** Start INPUT DATA **
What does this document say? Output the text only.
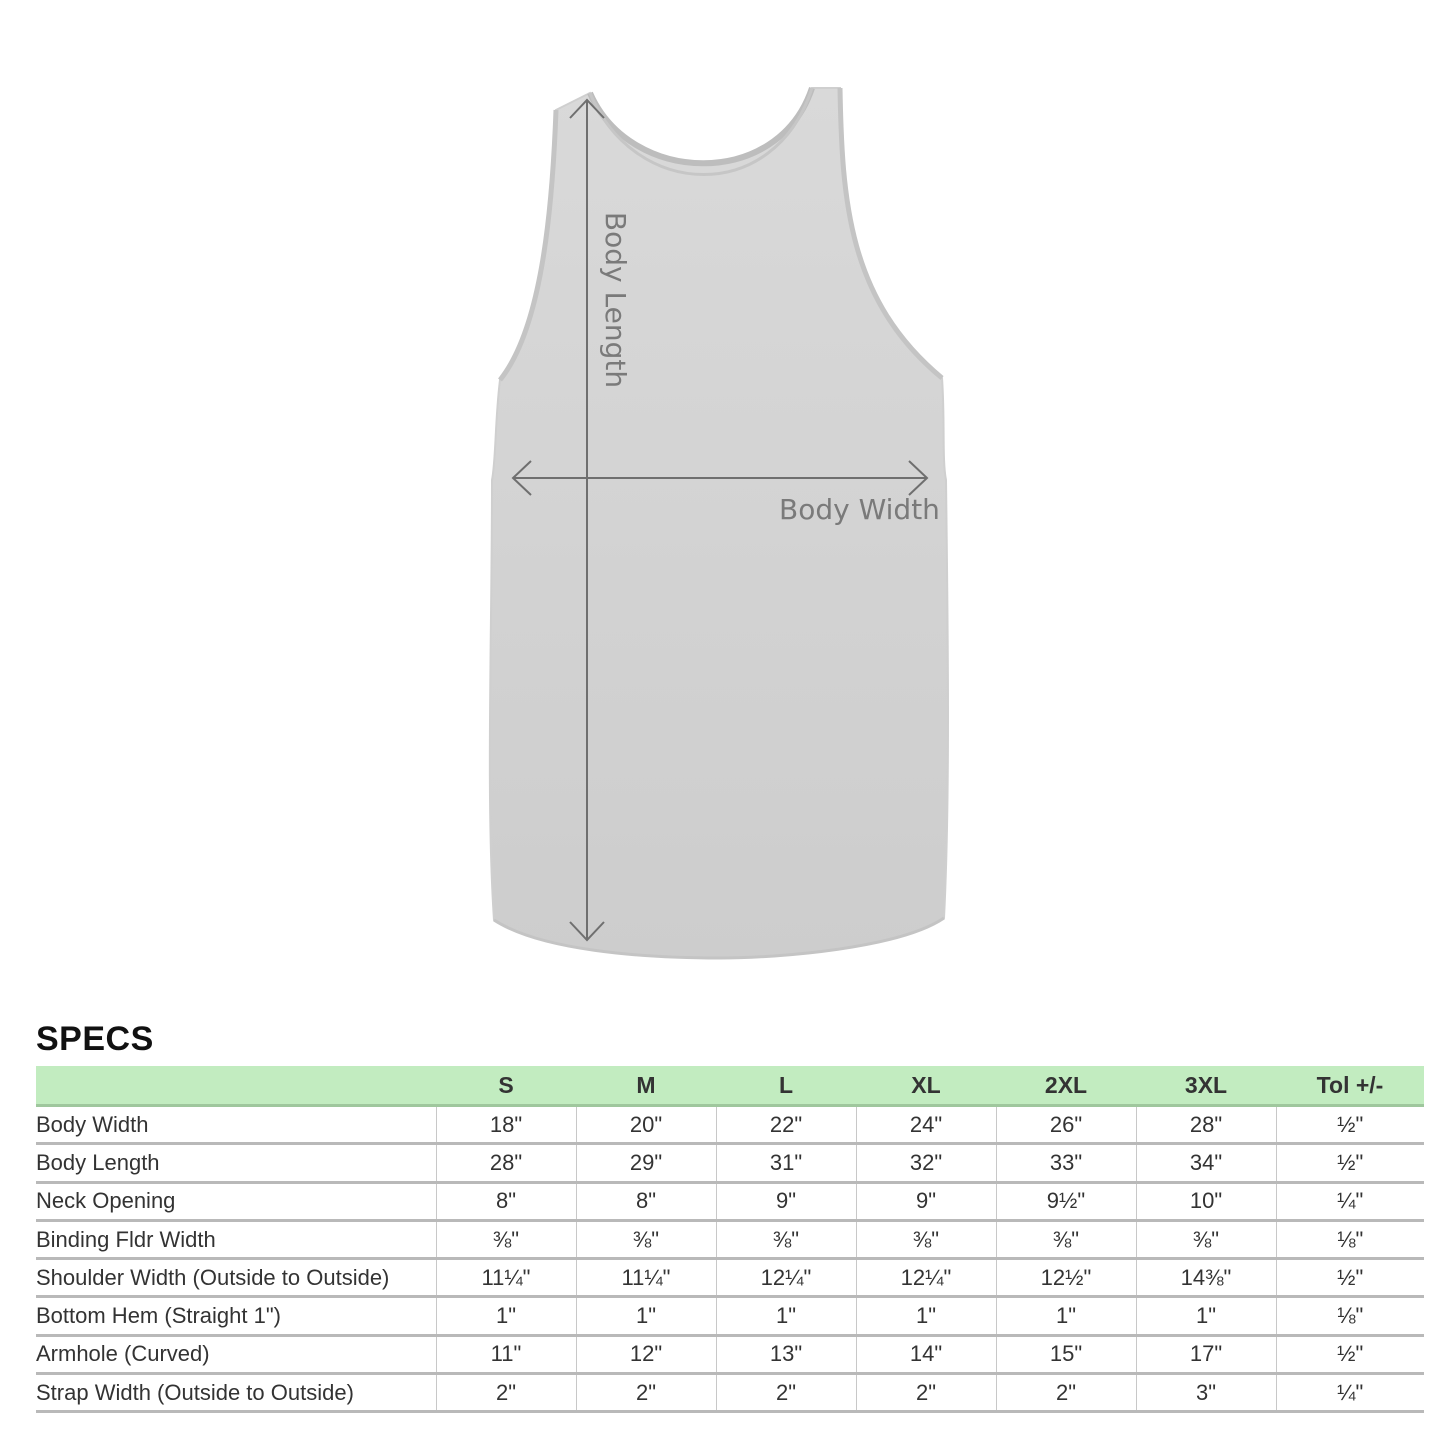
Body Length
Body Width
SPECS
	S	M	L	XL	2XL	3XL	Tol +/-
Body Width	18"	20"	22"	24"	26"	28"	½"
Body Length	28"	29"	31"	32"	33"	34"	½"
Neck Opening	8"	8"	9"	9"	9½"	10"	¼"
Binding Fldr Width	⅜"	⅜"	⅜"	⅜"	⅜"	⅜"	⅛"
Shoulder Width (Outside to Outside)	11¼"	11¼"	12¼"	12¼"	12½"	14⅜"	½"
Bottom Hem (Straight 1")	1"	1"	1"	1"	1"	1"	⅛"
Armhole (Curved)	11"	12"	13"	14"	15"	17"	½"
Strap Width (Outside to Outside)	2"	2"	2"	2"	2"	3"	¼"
** End INPUT DATA **
SET PROBLEM: Word for word, quote the lines above. Omit the pictures.

SOLUTION:
What does this document say? Output the text only.
Body Length
Body Width
SPECS
	S	M	L	XL	2XL	3XL	Tol +/-
Body Width	18"	20"	22"	24"	26"	28"	½"
Body Length	28"	29"	31"	32"	33"	34"	½"
Neck Opening	8"	8"	9"	9"	9½"	10"	¼"
Binding Fldr Width	⅜"	⅜"	⅜"	⅜"	⅜"	⅜"	⅛"
Shoulder Width (Outside to Outside)	11¼"	11¼"	12¼"	12¼"	12½"	14⅜"	½"
Bottom Hem (Straight 1")	1"	1"	1"	1"	1"	1"	⅛"
Armhole (Curved)	11"	12"	13"	14"	15"	17"	½"
Strap Width (Outside to Outside)	2"	2"	2"	2"	2"	3"	¼"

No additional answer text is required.